### What is asked
Look through the data below. Show each line where the string "nagy" occurs.

### Input records
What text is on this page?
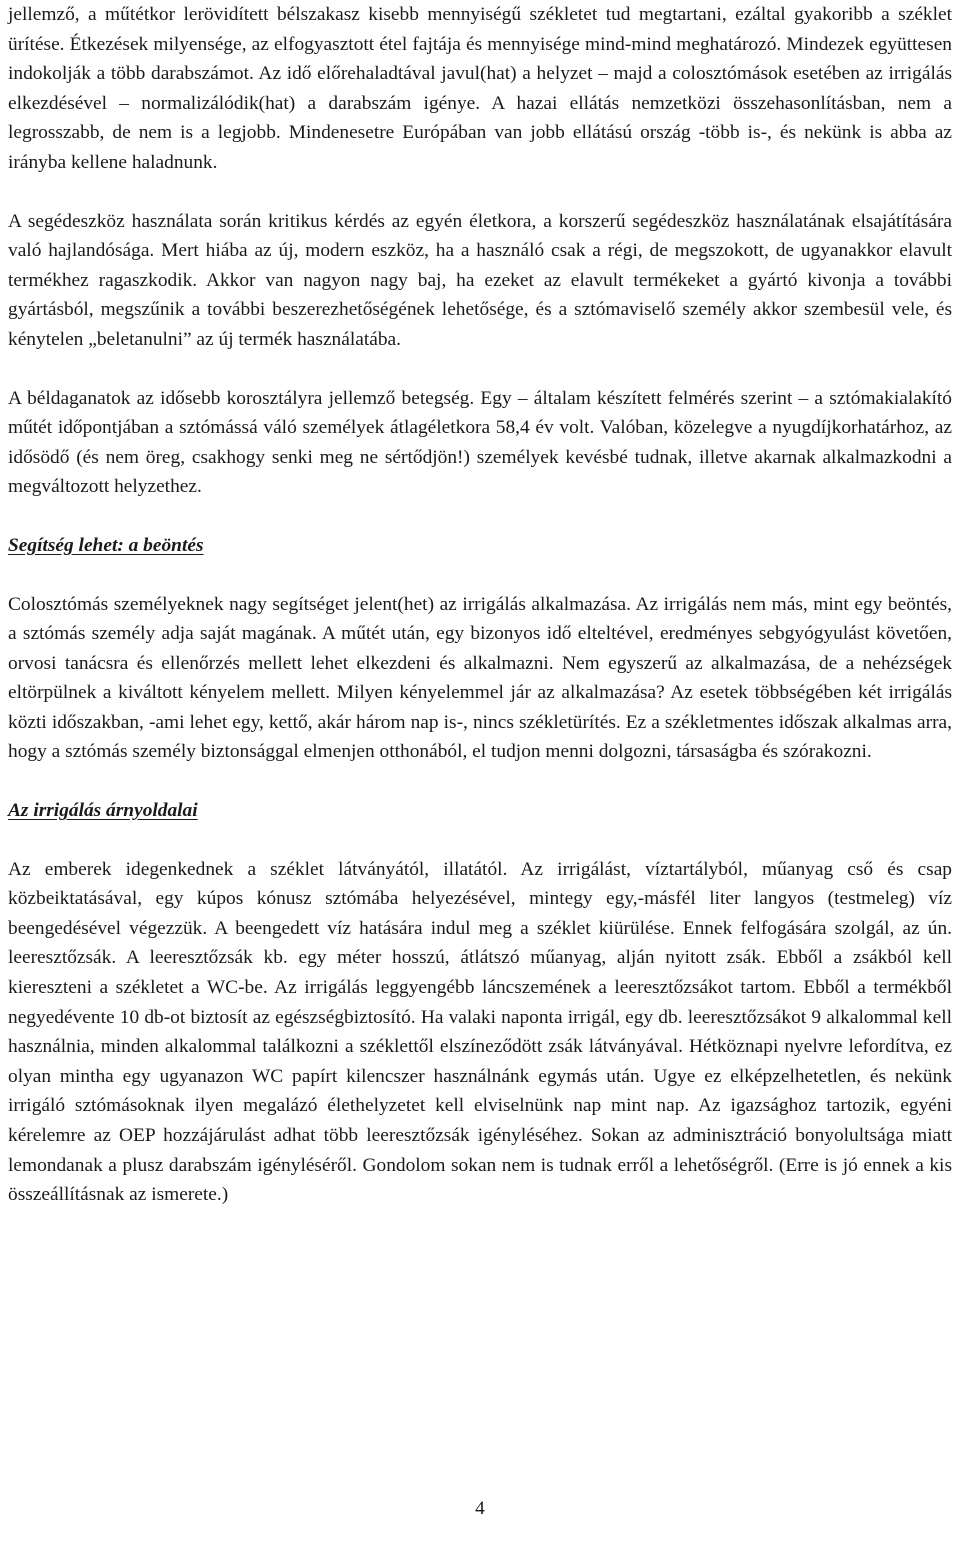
jellemző, a műtétkor lerövidített bélszakasz kisebb mennyiségű székletet tud megtartani, ezáltal gyakoribb a széklet ürítése. Étkezések milyensége, az elfogyasztott étel fajtája és mennyisége mind-mind meghatározó. Mindezek együttesen indokolják a több darabszámot. Az idő előrehaladtával javul(hat) a helyzet – majd a colosztómások esetében az irrigálás elkezdésével – normalizálódik(hat) a darabszám igénye. A hazai ellátás nemzetközi összehasonlításban, nem a legrosszabb, de nem is a legjobb. Mindenesetre Európában van jobb ellátású ország -több is-, és nekünk is abba az irányba kellene haladnunk.

A segédeszköz használata során kritikus kérdés az egyén életkora, a korszerű segédeszköz használatának elsajátítására való hajlandósága. Mert hiába az új, modern eszköz, ha a használó csak a régi, de megszokott, de ugyanakkor elavult termékhez ragaszkodik. Akkor van nagyon nagy baj, ha ezeket az elavult termékeket a gyártó kivonja a további gyártásból, megszűnik a további beszerezhetőségének lehetősége, és a sztómaviselő személy akkor szembesül vele, és kénytelen „beletanulni” az új termék használatába.

A béldaganatok az idősebb korosztályra jellemző betegség. Egy – általam készített felmérés szerint – a sztómakialakító műtét időpontjában a sztómássá váló személyek átlagéletkora 58,4 év volt. Valóban, közelegve a nyugdíjkorhatárhoz, az idősödő (és nem öreg, csakhogy senki meg ne sértődjön!) személyek kevésbé tudnak, illetve akarnak alkalmazkodni a megváltozott helyzethez.

Segítség lehet: a beöntés

Colosztómás személyeknek nagy segítséget jelent(het) az irrigálás alkalmazása. Az irrigálás nem más, mint egy beöntés, a sztómás személy adja saját magának. A műtét után, egy bizonyos idő elteltével, eredményes sebgyógyulást követően, orvosi tanácsra és ellenőrzés mellett lehet elkezdeni és alkalmazni. Nem egyszerű az alkalmazása, de a nehézségek eltörpülnek a kiváltott kényelem mellett. Milyen kényelemmel jár az alkalmazása? Az esetek többségében két irrigálás közti időszakban, -ami lehet egy, kettő, akár három nap is-, nincs székletürítés. Ez a székletmentes időszak alkalmas arra, hogy a sztómás személy biztonsággal elmenjen otthonából, el tudjon menni dolgozni, társaságba és szórakozni.

Az irrigálás árnyoldalai

Az emberek idegenkednek a széklet látványától, illatától. Az irrigálást, víztartályból, műanyag cső és csap közbeiktatásával, egy kúpos kónusz sztómába helyezésével, mintegy egy,-másfél liter langyos (testmeleg) víz beengedésével végezzük. A beengedett víz hatására indul meg a széklet kiürülése. Ennek felfogására szolgál, az ún. leeresztőzsák. A leeresztőzsák kb. egy méter hosszú, átlátszó műanyag, alján nyitott zsák. Ebből a zsákból kell kiereszteni a székletet a WC-be. Az irrigálás leggyengébb láncszemének a leeresztőzsákot tartom. Ebből a termékből negyedévente 10 db-ot biztosít az egészségbiztosító. Ha valaki naponta irrigál, egy db. leeresztőzsákot 9 alkalommal kell használnia, minden alkalommal találkozni a széklettől elszíneződött zsák látványával. Hétköznapi nyelvre lefordítva, ez olyan mintha egy ugyanazon WC papírt kilencszer használnánk egymás után. Ugye ez elképzelhetetlen, és nekünk irrigáló sztómásoknak ilyen megalázó élethelyzetet kell elviselnünk nap mint nap. Az igazsághoz tartozik, egyéni kérelemre az OEP hozzájárulást adhat több leeresztőzsák igényléséhez. Sokan az adminisztráció bonyolultsága miatt lemondanak a plusz darabszám igényléséről. Gondolom sokan nem is tudnak erről a lehetőségről. (Erre is jó ennek a kis összeállításnak az ismerete.)

4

### Answer to the problem
A segédeszköz használata során kritikus kérdés az egyén életkora, a korszerű segédeszköz használatának elsajátítására való hajlandósága. Mert hiába az új, modern eszköz, ha a használó csak a régi, de megszokott, de ugyanakkor elavult termékhez ragaszkodik. Akkor van nagyon nagy baj, ha ezeket az elavult termékeket a gyártó kivonja a további gyártásból, megszűnik a további beszerezhetőségének lehetősége, és a sztómaviselő személy akkor szembesül vele, és kénytelen „beletanulni” az új termék használatába.
Colosztómás személyeknek nagy segítséget jelent(het) az irrigálás alkalmazása. Az irrigálás nem más, mint egy beöntés, a sztómás személy adja saját magának. A műtét után, egy bizonyos idő elteltével, eredményes sebgyógyulást követően, orvosi tanácsra és ellenőrzés mellett lehet elkezdeni és alkalmazni. Nem egyszerű az alkalmazása, de a nehézségek eltörpülnek a kiváltott kényelem mellett. Milyen kényelemmel jár az alkalmazása? Az esetek többségében két irrigálás közti időszakban, -ami lehet egy, kettő, akár három nap is-, nincs székletürítés. Ez a székletmentes időszak alkalmas arra, hogy a sztómás személy biztonsággal elmenjen otthonából, el tudjon menni dolgozni, társaságba és szórakozni.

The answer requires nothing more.